● **Selection**:
--

If you think about it carefully though, you'll probably agree the opposite of these principles are more accurate today:
- It's better to go after boldness than it is to get caught up in trivialities.
- Even a bad plan which you have to change later is better than having no plan at all.
- Competitive markets always destroy profits.
- Sales matters just as much as product.
Brilliant thinking is rare, but courage is in even shorter supply than genius."
- Peter Thiel
No one can predict the future exactly, but we know two things: it's going to be different, and it must be rooted in today's world.
- Peter Thiel
Today, our challenge is to both imagine and create the new technologies that can make the 21st century more peaceful and prosperous than the 20th."
- Peter Thiel
2. Become a monopoly
The real goal of any startup is to build a successful company which becomes a monopoly by solving a unique problem for customers. You have to figure out how to rise above your competitors.
The question you should be asking yourself when considering a startup is:
What valuable company is nobody building at present?

--

● **Dataset section**:

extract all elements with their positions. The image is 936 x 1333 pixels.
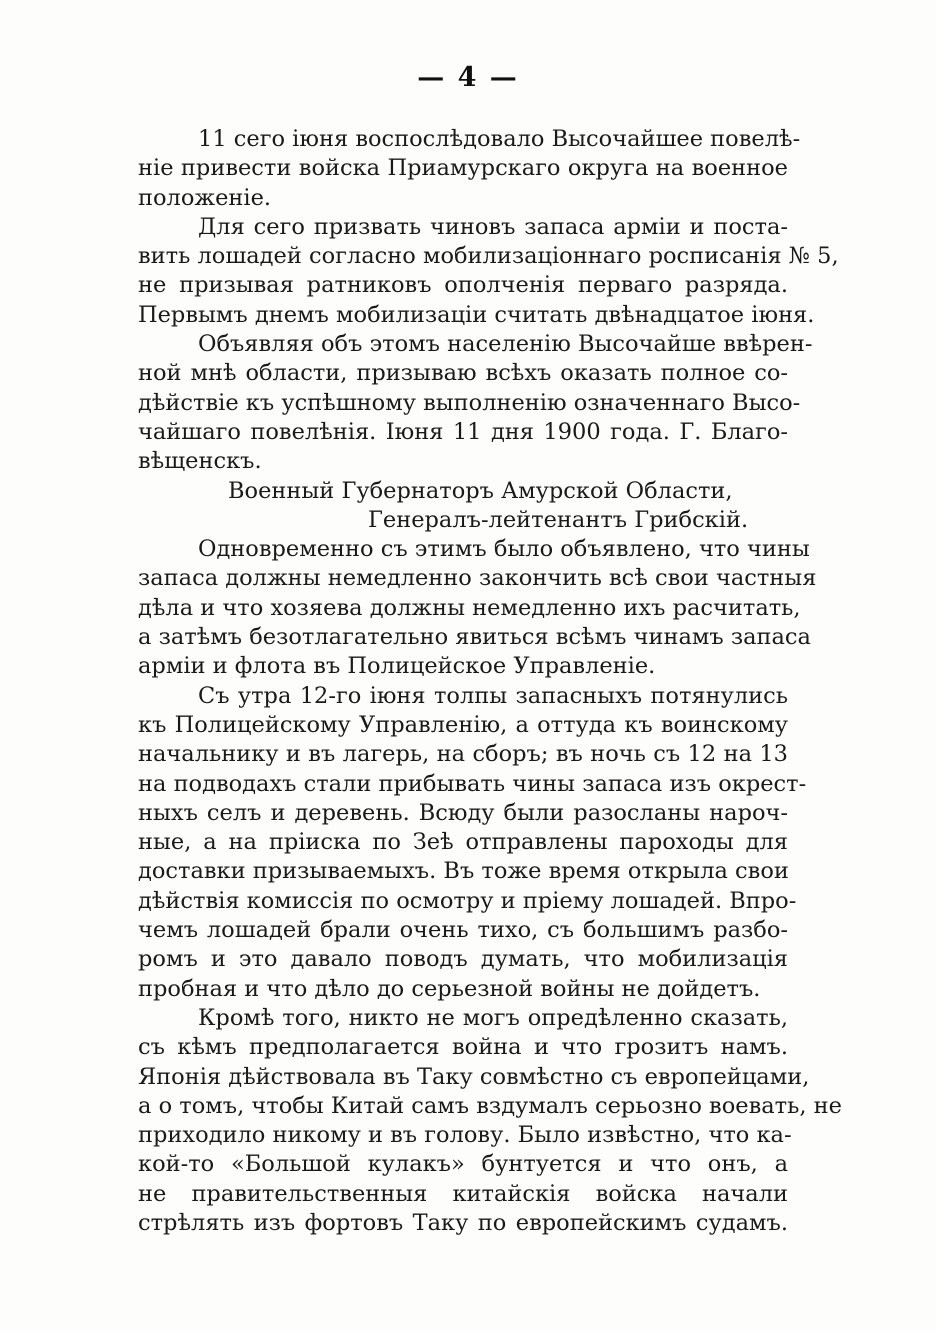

--

● **Requirements**: Continue the passage on startup principles and monopolies, starting right after its final line.

● **The result**:
The fact of the matter is to breathe life into a startup, you have to create value for your customers using a business model which then captures some of that value for yourself. To achieve that, you will have to spark a new entity which is so good at what it does there are no other close substitutes.
If you want to create and capture lasting value, don't build an undifferentiated commodity business."
- Peter Thiel
People may love and romanticize the idea of competition and being in competitive markets but the brutal reality is when you have perfect competition, all profits get competed away. You've got to fight hard to survive and squeeze out every efficiency that's available to you. Companies in competitive markets are so busy focusing on today's margins they can't afford to invest or plan long-term. Monopolists, by contrast, can afford to think about other things.